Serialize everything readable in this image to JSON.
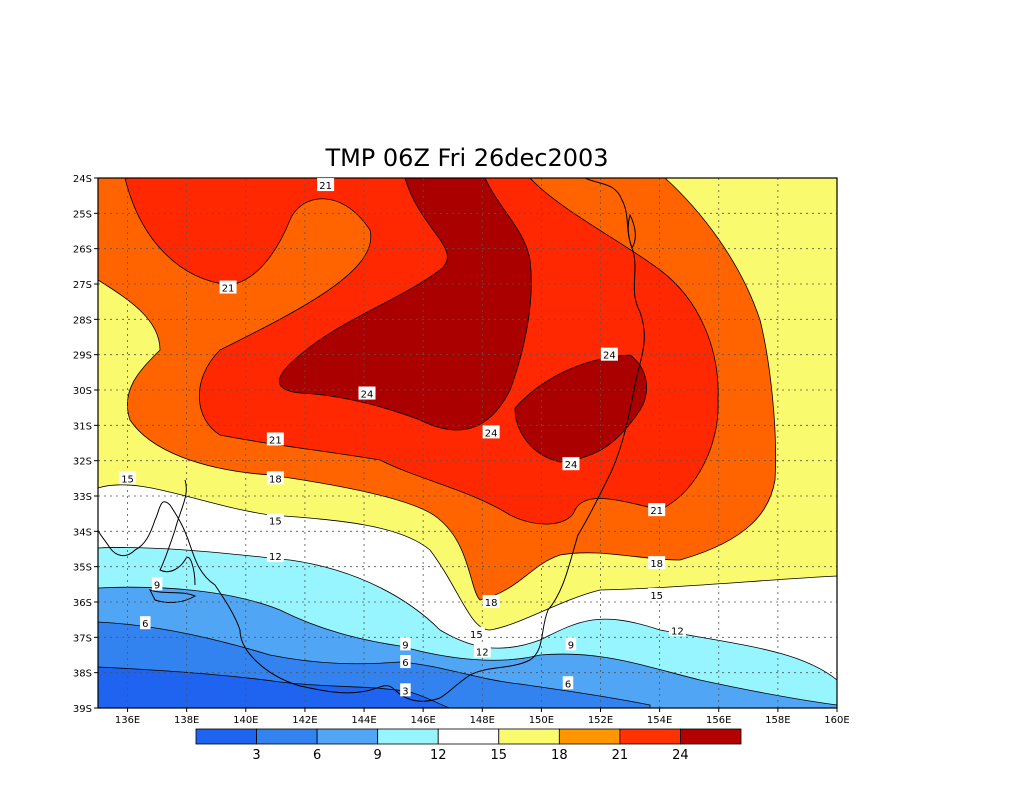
{
  "chart_data": {
    "type": "heatmap",
    "title": "TMP 06Z Fri 26dec2003",
    "x_ticks": [
      "136E",
      "138E",
      "140E",
      "142E",
      "144E",
      "146E",
      "148E",
      "150E",
      "152E",
      "154E",
      "156E",
      "158E",
      "160E"
    ],
    "y_ticks": [
      "24S",
      "25S",
      "26S",
      "27S",
      "28S",
      "29S",
      "30S",
      "31S",
      "32S",
      "33S",
      "34S",
      "35S",
      "36S",
      "37S",
      "38S",
      "39S"
    ],
    "xlim": [
      135,
      160
    ],
    "ylim": [
      -39,
      -24
    ],
    "grid": true,
    "colorbar": {
      "colors": [
        "#1e64f0",
        "#3282f0",
        "#50a5f5",
        "#96f5ff",
        "#ffffff",
        "#fafa6e",
        "#ff9600",
        "#ff3200",
        "#b40000"
      ],
      "labels": [
        "3",
        "6",
        "9",
        "12",
        "15",
        "18",
        "21",
        "24"
      ]
    },
    "contour_labels": [
      {
        "text": "21",
        "lon": 142.7,
        "lat": -24.2
      },
      {
        "text": "21",
        "lon": 139.4,
        "lat": -27.1
      },
      {
        "text": "24",
        "lon": 144.1,
        "lat": -30.1
      },
      {
        "text": "24",
        "lon": 148.3,
        "lat": -31.2
      },
      {
        "text": "24",
        "lon": 152.3,
        "lat": -29.0
      },
      {
        "text": "24",
        "lon": 151.0,
        "lat": -32.1
      },
      {
        "text": "21",
        "lon": 141.0,
        "lat": -31.4
      },
      {
        "text": "21",
        "lon": 153.9,
        "lat": -33.4
      },
      {
        "text": "18",
        "lon": 141.0,
        "lat": -32.5
      },
      {
        "text": "18",
        "lon": 148.3,
        "lat": -36.0
      },
      {
        "text": "18",
        "lon": 153.9,
        "lat": -34.9
      },
      {
        "text": "15",
        "lon": 136.0,
        "lat": -32.5
      },
      {
        "text": "15",
        "lon": 141.0,
        "lat": -33.7
      },
      {
        "text": "15",
        "lon": 147.8,
        "lat": -36.9
      },
      {
        "text": "15",
        "lon": 153.9,
        "lat": -35.8
      },
      {
        "text": "12",
        "lon": 141.0,
        "lat": -34.7
      },
      {
        "text": "12",
        "lon": 148.0,
        "lat": -37.4
      },
      {
        "text": "12",
        "lon": 154.6,
        "lat": -36.8
      },
      {
        "text": "9",
        "lon": 137.0,
        "lat": -35.5
      },
      {
        "text": "9",
        "lon": 145.4,
        "lat": -37.2
      },
      {
        "text": "9",
        "lon": 151.0,
        "lat": -37.2
      },
      {
        "text": "6",
        "lon": 136.6,
        "lat": -36.6
      },
      {
        "text": "6",
        "lon": 145.4,
        "lat": -37.7
      },
      {
        "text": "6",
        "lon": 150.9,
        "lat": -38.3
      },
      {
        "text": "3",
        "lon": 145.4,
        "lat": -38.5
      }
    ]
  }
}
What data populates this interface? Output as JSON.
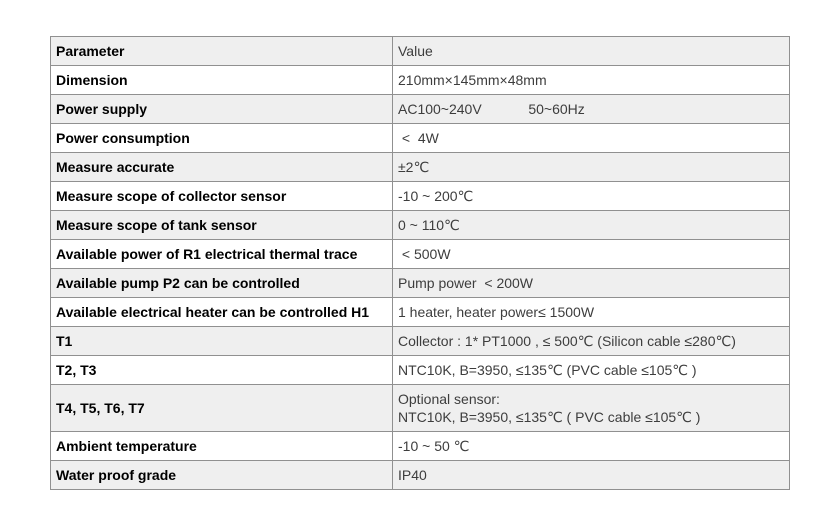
{
  "page": {
    "background_color": "#ffffff",
    "stripe_color": "#efefef",
    "border_color": "#909090"
  },
  "table": {
    "rows": [
      {
        "param": "Parameter",
        "value": "Value"
      },
      {
        "param": "Dimension",
        "value": "210mm×145mm×48mm"
      },
      {
        "param": "Power supply",
        "value": "AC100~240V            50~60Hz"
      },
      {
        "param": "Power consumption",
        "value": " <  4W"
      },
      {
        "param": "Measure accurate",
        "value": "±2℃"
      },
      {
        "param": "Measure scope of collector sensor",
        "value": "-10 ~ 200℃"
      },
      {
        "param": "Measure scope of tank sensor",
        "value": "0 ~ 110℃"
      },
      {
        "param": "Available power of R1 electrical thermal trace",
        "value": " < 500W"
      },
      {
        "param": "Available pump P2 can be controlled",
        "value": "Pump power  < 200W"
      },
      {
        "param": "Available electrical heater can be controlled H1",
        "value": "1 heater, heater power≤ 1500W"
      },
      {
        "param": "T1",
        "value": "Collector : 1* PT1000 , ≤ 500℃ (Silicon cable ≤280℃)"
      },
      {
        "param": "T2, T3",
        "value": "NTC10K, B=3950, ≤135℃ (PVC cable ≤105℃ )"
      },
      {
        "param": "T4, T5, T6, T7",
        "value": "Optional sensor:\nNTC10K, B=3950, ≤135℃ ( PVC cable ≤105℃ )"
      },
      {
        "param": "Ambient temperature",
        "value": "-10 ~ 50 ℃"
      },
      {
        "param": "Water proof grade",
        "value": "IP40"
      }
    ]
  }
}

● ● ● ● ●

- WHAT IS ASKED -
The records above need to be given again exactly. Omit the pictures.

- COMPLETED EXERCISE -
Serialize everything readable in this image to JSON.
{
  "chart_data": {
    "type": "heatmap",
    "title": "TMP 06Z Fri 26dec2003",
    "x_ticks": [
      "136E",
      "138E",
      "140E",
      "142E",
      "144E",
      "146E",
      "148E",
      "150E",
      "152E",
      "154E",
      "156E",
      "158E",
      "160E"
    ],
    "y_ticks": [
      "24S",
      "25S",
      "26S",
      "27S",
      "28S",
      "29S",
      "30S",
      "31S",
      "32S",
      "33S",
      "34S",
      "35S",
      "36S",
      "37S",
      "38S",
      "39S"
    ],
    "xlim": [
      135,
      160
    ],
    "ylim": [
      -39,
      -24
    ],
    "grid": true,
    "colorbar": {
      "colors": [
        "#1e64f0",
        "#3282f0",
        "#50a5f5",
        "#96f5ff",
        "#ffffff",
        "#fafa6e",
        "#ff9600",
        "#ff3200",
        "#b40000"
      ],
      "labels": [
        "3",
        "6",
        "9",
        "12",
        "15",
        "18",
        "21",
        "24"
      ]
    },
    "contour_labels": [
      {
        "text": "21",
        "lon": 142.7,
        "lat": -24.2
      },
      {
        "text": "21",
        "lon": 139.4,
        "lat": -27.1
      },
      {
        "text": "24",
        "lon": 144.1,
        "lat": -30.1
      },
      {
        "text": "24",
        "lon": 148.3,
        "lat": -31.2
      },
      {
        "text": "24",
        "lon": 152.3,
        "lat": -29.0
      },
      {
        "text": "24",
        "lon": 151.0,
        "lat": -32.1
      },
      {
        "text": "21",
        "lon": 141.0,
        "lat": -31.4
      },
      {
        "text": "21",
        "lon": 153.9,
        "lat": -33.4
      },
      {
        "text": "18",
        "lon": 141.0,
        "lat": -32.5
      },
      {
        "text": "18",
        "lon": 148.3,
        "lat": -36.0
      },
      {
        "text": "18",
        "lon": 153.9,
        "lat": -34.9
      },
      {
        "text": "15",
        "lon": 136.0,
        "lat": -32.5
      },
      {
        "text": "15",
        "lon": 141.0,
        "lat": -33.7
      },
      {
        "text": "15",
        "lon": 147.8,
        "lat": -36.9
      },
      {
        "text": "15",
        "lon": 153.9,
        "lat": -35.8
      },
      {
        "text": "12",
        "lon": 141.0,
        "lat": -34.7
      },
      {
        "text": "12",
        "lon": 148.0,
        "lat": -37.4
      },
      {
        "text": "12",
        "lon": 154.6,
        "lat": -36.8
      },
      {
        "text": "9",
        "lon": 137.0,
        "lat": -35.5
      },
      {
        "text": "9",
        "lon": 145.4,
        "lat": -37.2
      },
      {
        "text": "9",
        "lon": 151.0,
        "lat": -37.2
      },
      {
        "text": "6",
        "lon": 136.6,
        "lat": -36.6
      },
      {
        "text": "6",
        "lon": 145.4,
        "lat": -37.7
      },
      {
        "text": "6",
        "lon": 150.9,
        "lat": -38.3
      },
      {
        "text": "3",
        "lon": 145.4,
        "lat": -38.5
      }
    ]
  }
}
What data populates this interface? Output as JSON.
{
  "page": {
    "background_color": "#ffffff",
    "stripe_color": "#efefef",
    "border_color": "#909090"
  },
  "table": {
    "rows": [
      {
        "param": "Parameter",
        "value": "Value"
      },
      {
        "param": "Dimension",
        "value": "210mm×145mm×48mm"
      },
      {
        "param": "Power supply",
        "value": "AC100~240V            50~60Hz"
      },
      {
        "param": "Power consumption",
        "value": " <  4W"
      },
      {
        "param": "Measure accurate",
        "value": "±2℃"
      },
      {
        "param": "Measure scope of collector sensor",
        "value": "-10 ~ 200℃"
      },
      {
        "param": "Measure scope of tank sensor",
        "value": "0 ~ 110℃"
      },
      {
        "param": "Available power of R1 electrical thermal trace",
        "value": " < 500W"
      },
      {
        "param": "Available pump P2 can be controlled",
        "value": "Pump power  < 200W"
      },
      {
        "param": "Available electrical heater can be controlled H1",
        "value": "1 heater, heater power≤ 1500W"
      },
      {
        "param": "T1",
        "value": "Collector : 1* PT1000 , ≤ 500℃ (Silicon cable ≤280℃)"
      },
      {
        "param": "T2, T3",
        "value": "NTC10K, B=3950, ≤135℃ (PVC cable ≤105℃ )"
      },
      {
        "param": "T4, T5, T6, T7",
        "value": "Optional sensor:\nNTC10K, B=3950, ≤135℃ ( PVC cable ≤105℃ )"
      },
      {
        "param": "Ambient temperature",
        "value": "-10 ~ 50 ℃"
      },
      {
        "param": "Water proof grade",
        "value": "IP40"
      }
    ]
  }
}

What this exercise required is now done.